RECORDS FOR THE TASK:
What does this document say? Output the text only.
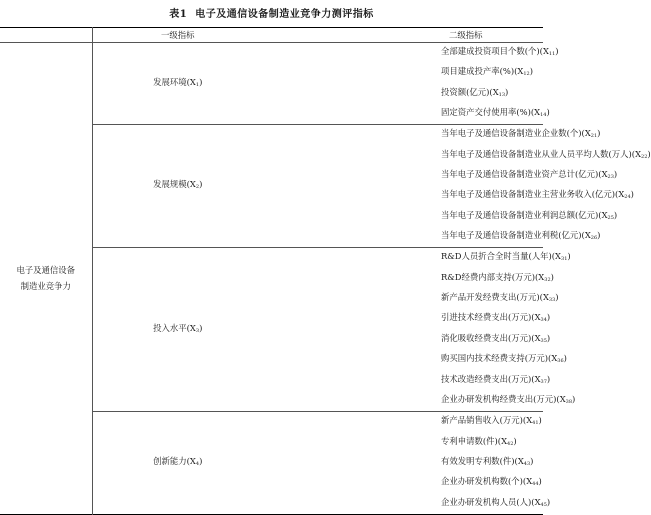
表1 电子及通信设备制造业竞争力测评指标
	一级指标	二级指标

电子及通信设备
制造业竞争力	发展环境$(X_1)$	全部建成投资项目个数(个)$(X_{11})$
		项目建成投产率$(\%)(X_{12})$
		投资额(亿元)$(X_{13})$
		固定资产交付使用率$(\%)(X_{14})$
	发展规模$(X_2)$	当年电子及通信设备制造业企业数(个)$(X_{21})$
		当年电子及通信设备制造业从业人员平均人数(万人)$(X_{22})$
		当年电子及通信设备制造业资产总计(亿元)$(X_{23})$
		当年电子及通信设备制造业主营业务收入(亿元)$(X_{24})$
		当年电子及通信设备制造业利润总额(亿元)$(X_{25})$
		当年电子及通信设备制造业利税(亿元)$(X_{26})$
	投入水平$(X_3)$	R&D人员折合全时当量(人年)$(X_{31})$
		R&D经费内部支持(万元)$(X_{32})$
		新产品开发经费支出(万元)$(X_{33})$
		引进技术经费支出(万元)$(X_{34})$
		消化吸收经费支出(万元)$(X_{35})$
		购买国内技术经费支持(万元)$(X_{36})$
		技术改造经费支出(万元)$(X_{37})$
		企业办研发机构经费支出(万元)$(X_{38})$
	创新能力$(X_4)$	新产品销售收入(万元)$(X_{41})$
		专利申请数(件)$(X_{42})$
		有效发明专利数(件)$(X_{43})$
		企业办研发机构数(个)$(X_{44})$
		企业办研发机构人员(人)$(X_{45})$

WHAT TO PRODUCE: Copy the whole of the material above exactly, but not its images.

WORKED ANSWER:
What does this document say? Output the text only.
表1 电子及通信设备制造业竞争力测评指标
	一级指标	二级指标

电子及通信设备
制造业竞争力	发展环境$(X_1)$	全部建成投资项目个数(个)$(X_{11})$
		项目建成投产率$(\%)(X_{12})$
		投资额(亿元)$(X_{13})$
		固定资产交付使用率$(\%)(X_{14})$
	发展规模$(X_2)$	当年电子及通信设备制造业企业数(个)$(X_{21})$
		当年电子及通信设备制造业从业人员平均人数(万人)$(X_{22})$
		当年电子及通信设备制造业资产总计(亿元)$(X_{23})$
		当年电子及通信设备制造业主营业务收入(亿元)$(X_{24})$
		当年电子及通信设备制造业利润总额(亿元)$(X_{25})$
		当年电子及通信设备制造业利税(亿元)$(X_{26})$
	投入水平$(X_3)$	R&D人员折合全时当量(人年)$(X_{31})$
		R&D经费内部支持(万元)$(X_{32})$
		新产品开发经费支出(万元)$(X_{33})$
		引进技术经费支出(万元)$(X_{34})$
		消化吸收经费支出(万元)$(X_{35})$
		购买国内技术经费支持(万元)$(X_{36})$
		技术改造经费支出(万元)$(X_{37})$
		企业办研发机构经费支出(万元)$(X_{38})$
	创新能力$(X_4)$	新产品销售收入(万元)$(X_{41})$
		专利申请数(件)$(X_{42})$
		有效发明专利数(件)$(X_{43})$
		企业办研发机构数(个)$(X_{44})$
		企业办研发机构人员(人)$(X_{45})$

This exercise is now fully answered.